> [Data provided]

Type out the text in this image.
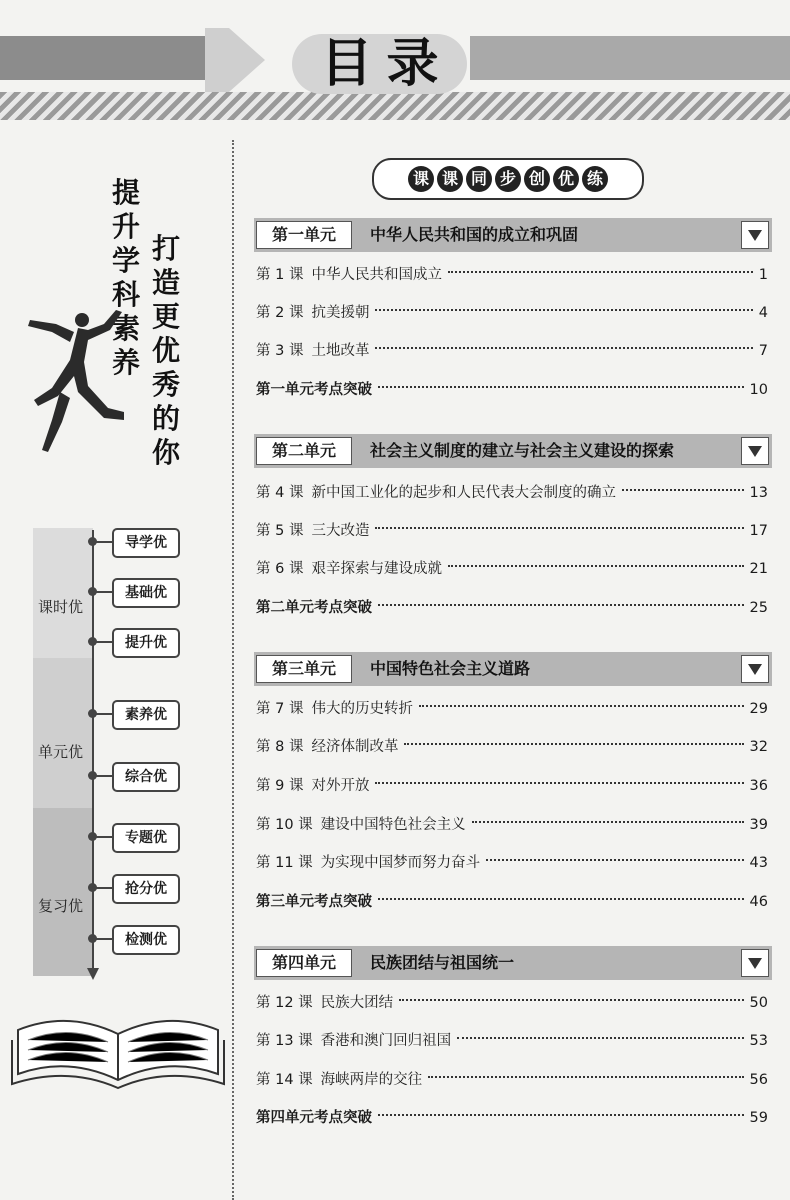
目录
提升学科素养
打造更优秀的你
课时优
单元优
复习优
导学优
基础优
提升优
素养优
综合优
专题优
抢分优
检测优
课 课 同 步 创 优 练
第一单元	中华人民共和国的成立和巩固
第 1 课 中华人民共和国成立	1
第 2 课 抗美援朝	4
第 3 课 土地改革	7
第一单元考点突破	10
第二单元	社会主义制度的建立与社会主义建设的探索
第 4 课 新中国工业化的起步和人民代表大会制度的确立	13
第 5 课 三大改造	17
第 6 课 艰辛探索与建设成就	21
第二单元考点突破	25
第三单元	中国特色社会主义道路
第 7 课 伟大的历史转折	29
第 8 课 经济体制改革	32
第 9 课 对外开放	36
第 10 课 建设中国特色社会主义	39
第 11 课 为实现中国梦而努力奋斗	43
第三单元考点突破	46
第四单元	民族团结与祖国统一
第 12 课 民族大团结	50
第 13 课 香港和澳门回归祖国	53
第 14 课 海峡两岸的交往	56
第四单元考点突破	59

> [To be done] Restate the records word for word, omitting images.

> [Output of the task]
Type out the text in this image.
目录
提升学科素养
打造更优秀的你
课时优
单元优
复习优
导学优
基础优
提升优
素养优
综合优
专题优
抢分优
检测优
课 课 同 步 创 优 练
第一单元	中华人民共和国的成立和巩固
第 1 课 中华人民共和国成立	1
第 2 课 抗美援朝	4
第 3 课 土地改革	7
第一单元考点突破	10
第二单元	社会主义制度的建立与社会主义建设的探索
第 4 课 新中国工业化的起步和人民代表大会制度的确立	13
第 5 课 三大改造	17
第 6 课 艰辛探索与建设成就	21
第二单元考点突破	25
第三单元	中国特色社会主义道路
第 7 课 伟大的历史转折	29
第 8 课 经济体制改革	32
第 9 课 对外开放	36
第 10 课 建设中国特色社会主义	39
第 11 课 为实现中国梦而努力奋斗	43
第三单元考点突破	46
第四单元	民族团结与祖国统一
第 12 课 民族大团结	50
第 13 课 香港和澳门回归祖国	53
第 14 课 海峡两岸的交往	56
第四单元考点突破	59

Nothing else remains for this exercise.